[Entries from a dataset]

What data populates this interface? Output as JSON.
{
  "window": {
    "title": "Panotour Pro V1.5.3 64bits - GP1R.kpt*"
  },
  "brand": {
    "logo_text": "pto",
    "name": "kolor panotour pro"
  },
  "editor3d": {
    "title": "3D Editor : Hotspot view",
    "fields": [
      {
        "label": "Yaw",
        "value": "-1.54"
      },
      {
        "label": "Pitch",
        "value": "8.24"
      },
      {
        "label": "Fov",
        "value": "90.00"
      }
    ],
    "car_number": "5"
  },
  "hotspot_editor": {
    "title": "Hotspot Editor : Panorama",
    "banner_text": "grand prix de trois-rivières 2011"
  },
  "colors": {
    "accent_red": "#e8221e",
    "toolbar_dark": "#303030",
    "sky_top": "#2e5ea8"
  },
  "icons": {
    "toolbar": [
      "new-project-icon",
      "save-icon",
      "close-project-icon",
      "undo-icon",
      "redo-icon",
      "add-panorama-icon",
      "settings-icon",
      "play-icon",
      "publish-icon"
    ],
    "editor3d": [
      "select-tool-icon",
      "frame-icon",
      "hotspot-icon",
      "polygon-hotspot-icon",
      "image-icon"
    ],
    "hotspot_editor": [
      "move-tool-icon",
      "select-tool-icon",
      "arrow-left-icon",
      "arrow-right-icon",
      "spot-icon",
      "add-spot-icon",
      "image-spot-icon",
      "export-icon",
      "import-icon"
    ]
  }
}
==
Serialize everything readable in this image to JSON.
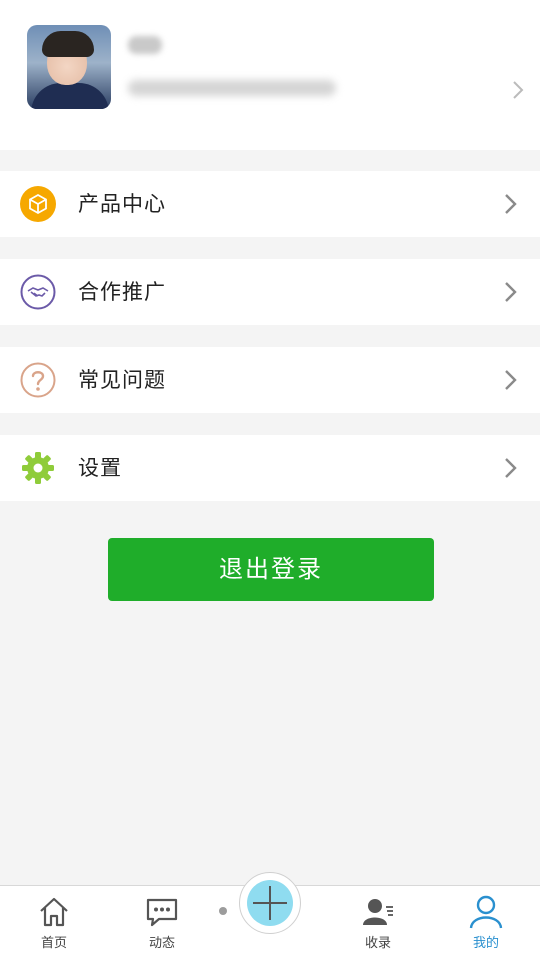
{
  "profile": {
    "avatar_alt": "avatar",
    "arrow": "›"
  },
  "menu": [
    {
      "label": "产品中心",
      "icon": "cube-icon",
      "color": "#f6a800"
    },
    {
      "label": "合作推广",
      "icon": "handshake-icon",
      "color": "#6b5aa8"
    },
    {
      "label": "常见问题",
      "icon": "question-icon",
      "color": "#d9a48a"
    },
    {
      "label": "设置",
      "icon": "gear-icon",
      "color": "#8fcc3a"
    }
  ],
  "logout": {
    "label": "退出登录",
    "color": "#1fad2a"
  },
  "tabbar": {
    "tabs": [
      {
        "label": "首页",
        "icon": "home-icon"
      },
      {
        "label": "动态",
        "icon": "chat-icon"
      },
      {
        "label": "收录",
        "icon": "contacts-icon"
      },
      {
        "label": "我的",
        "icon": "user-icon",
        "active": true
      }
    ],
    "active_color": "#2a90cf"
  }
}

◆ PROBLEM DETAILS ◆
Every line above that contains the word "this" should be reported.

◆ THE RESPONSE ◆
What data populates this interface? Output as JSON.
Serialize everything readable in this image to JSON.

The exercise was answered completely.